▸ WHAT TO PRODUCE
Lines holding the string "CreateFileA" are the ones to copy from this listing.
==== DATASET RECORDS
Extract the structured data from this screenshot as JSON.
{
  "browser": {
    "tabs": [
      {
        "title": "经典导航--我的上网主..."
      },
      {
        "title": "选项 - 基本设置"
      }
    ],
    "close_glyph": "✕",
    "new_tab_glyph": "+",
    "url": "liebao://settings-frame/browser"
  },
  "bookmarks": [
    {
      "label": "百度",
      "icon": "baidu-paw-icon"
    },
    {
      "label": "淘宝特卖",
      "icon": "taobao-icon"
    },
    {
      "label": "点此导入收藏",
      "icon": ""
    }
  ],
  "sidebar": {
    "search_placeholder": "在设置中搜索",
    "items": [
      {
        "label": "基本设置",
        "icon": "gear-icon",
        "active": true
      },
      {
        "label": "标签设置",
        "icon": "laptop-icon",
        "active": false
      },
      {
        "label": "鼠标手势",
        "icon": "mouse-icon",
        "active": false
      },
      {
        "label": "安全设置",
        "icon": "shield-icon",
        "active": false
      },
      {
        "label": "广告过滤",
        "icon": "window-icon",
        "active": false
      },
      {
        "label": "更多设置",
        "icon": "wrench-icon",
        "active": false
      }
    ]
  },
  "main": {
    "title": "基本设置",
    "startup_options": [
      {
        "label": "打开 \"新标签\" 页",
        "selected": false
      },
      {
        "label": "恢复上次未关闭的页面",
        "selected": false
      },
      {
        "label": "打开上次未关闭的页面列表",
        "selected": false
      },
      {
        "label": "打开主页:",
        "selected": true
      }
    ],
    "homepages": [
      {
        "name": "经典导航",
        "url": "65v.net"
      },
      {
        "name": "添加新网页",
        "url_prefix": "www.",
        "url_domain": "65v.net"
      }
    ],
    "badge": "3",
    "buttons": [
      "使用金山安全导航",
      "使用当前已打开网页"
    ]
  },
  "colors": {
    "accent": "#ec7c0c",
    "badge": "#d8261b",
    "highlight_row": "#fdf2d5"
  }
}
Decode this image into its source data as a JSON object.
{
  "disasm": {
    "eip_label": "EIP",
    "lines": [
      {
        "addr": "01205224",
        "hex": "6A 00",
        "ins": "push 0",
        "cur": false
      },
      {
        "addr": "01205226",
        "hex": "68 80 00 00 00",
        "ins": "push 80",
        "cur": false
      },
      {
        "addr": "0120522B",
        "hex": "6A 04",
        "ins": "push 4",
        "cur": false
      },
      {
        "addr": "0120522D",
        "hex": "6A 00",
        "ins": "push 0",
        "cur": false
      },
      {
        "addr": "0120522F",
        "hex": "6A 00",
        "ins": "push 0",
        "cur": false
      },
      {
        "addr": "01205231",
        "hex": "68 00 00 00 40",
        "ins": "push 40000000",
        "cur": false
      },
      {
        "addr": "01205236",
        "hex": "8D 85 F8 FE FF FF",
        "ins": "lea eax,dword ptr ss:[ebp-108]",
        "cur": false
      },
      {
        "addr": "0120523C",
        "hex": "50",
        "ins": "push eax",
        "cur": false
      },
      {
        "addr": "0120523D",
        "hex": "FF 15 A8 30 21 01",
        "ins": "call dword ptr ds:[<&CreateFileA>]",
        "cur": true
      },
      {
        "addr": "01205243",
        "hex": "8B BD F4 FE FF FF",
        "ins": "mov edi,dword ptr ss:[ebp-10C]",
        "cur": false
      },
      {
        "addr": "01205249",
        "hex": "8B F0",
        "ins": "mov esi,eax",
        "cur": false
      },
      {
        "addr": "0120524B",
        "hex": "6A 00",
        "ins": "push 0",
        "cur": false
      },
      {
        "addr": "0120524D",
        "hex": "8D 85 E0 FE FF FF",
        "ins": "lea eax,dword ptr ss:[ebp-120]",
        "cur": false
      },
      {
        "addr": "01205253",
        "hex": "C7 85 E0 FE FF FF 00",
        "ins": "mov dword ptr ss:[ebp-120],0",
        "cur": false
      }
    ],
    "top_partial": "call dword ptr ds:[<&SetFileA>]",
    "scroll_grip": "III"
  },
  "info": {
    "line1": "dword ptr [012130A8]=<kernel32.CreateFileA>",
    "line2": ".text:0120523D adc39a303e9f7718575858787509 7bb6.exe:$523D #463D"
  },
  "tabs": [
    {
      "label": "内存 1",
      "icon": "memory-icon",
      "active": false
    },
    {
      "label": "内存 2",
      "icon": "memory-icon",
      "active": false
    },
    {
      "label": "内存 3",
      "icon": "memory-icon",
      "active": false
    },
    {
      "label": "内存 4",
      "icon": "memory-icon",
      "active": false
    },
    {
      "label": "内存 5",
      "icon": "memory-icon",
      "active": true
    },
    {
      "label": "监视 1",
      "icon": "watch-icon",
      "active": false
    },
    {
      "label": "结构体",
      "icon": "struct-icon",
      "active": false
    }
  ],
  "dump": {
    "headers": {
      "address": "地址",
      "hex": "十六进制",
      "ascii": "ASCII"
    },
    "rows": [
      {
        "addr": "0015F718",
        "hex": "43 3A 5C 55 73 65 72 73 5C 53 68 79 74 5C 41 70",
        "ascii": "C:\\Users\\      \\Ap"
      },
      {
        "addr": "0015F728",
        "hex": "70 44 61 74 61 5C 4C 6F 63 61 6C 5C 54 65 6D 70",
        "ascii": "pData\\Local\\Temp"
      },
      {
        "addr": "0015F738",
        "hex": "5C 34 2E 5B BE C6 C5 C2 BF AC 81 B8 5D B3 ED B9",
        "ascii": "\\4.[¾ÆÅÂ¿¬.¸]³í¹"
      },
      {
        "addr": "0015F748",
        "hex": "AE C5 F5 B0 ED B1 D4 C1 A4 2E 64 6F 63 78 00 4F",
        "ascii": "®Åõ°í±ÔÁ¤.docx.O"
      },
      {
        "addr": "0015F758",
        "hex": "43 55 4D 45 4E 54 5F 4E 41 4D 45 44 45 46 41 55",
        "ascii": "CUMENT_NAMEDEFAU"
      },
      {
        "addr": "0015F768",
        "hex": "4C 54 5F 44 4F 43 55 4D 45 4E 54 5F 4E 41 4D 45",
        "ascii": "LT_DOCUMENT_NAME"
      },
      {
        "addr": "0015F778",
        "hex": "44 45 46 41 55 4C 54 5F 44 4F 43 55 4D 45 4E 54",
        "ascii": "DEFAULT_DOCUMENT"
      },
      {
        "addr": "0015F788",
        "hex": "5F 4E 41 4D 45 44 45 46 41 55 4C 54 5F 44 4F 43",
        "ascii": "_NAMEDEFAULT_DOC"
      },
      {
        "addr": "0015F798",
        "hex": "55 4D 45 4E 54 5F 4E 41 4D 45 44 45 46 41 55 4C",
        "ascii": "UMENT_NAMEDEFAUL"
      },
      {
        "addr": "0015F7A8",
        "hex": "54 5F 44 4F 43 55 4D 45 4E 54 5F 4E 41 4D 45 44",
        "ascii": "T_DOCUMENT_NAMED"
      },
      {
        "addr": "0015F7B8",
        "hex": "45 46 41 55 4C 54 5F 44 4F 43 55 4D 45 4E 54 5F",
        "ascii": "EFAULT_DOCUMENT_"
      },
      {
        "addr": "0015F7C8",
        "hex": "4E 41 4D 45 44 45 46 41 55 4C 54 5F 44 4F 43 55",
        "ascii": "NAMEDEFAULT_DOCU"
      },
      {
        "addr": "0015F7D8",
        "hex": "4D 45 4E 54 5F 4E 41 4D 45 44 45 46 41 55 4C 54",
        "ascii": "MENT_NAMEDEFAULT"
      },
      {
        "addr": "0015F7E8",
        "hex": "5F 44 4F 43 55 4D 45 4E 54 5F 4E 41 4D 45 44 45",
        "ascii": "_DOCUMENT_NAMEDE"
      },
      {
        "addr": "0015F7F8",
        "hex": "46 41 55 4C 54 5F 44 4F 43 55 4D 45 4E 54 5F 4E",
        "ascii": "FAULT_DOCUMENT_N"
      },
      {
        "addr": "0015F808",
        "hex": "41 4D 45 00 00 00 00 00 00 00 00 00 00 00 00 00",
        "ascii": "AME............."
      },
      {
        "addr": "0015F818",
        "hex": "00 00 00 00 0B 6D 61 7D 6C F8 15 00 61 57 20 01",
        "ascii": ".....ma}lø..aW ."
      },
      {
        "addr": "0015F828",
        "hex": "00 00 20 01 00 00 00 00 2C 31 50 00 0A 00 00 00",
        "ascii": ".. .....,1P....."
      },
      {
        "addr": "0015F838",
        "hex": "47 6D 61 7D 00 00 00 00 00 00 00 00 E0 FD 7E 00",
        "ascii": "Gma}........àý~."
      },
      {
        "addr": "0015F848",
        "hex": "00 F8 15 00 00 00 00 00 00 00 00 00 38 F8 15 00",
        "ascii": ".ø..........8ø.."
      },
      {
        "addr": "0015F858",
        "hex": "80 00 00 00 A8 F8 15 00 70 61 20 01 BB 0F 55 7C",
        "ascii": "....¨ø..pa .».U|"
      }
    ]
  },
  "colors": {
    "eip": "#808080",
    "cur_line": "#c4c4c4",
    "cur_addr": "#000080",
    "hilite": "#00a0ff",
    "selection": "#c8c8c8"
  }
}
========
▸ EXERCISE OUTPUT
        "ins": "call dword ptr ds:[<&CreateFileA>]",
    "line1": "dword ptr [012130A8]=<kernel32.CreateFileA>",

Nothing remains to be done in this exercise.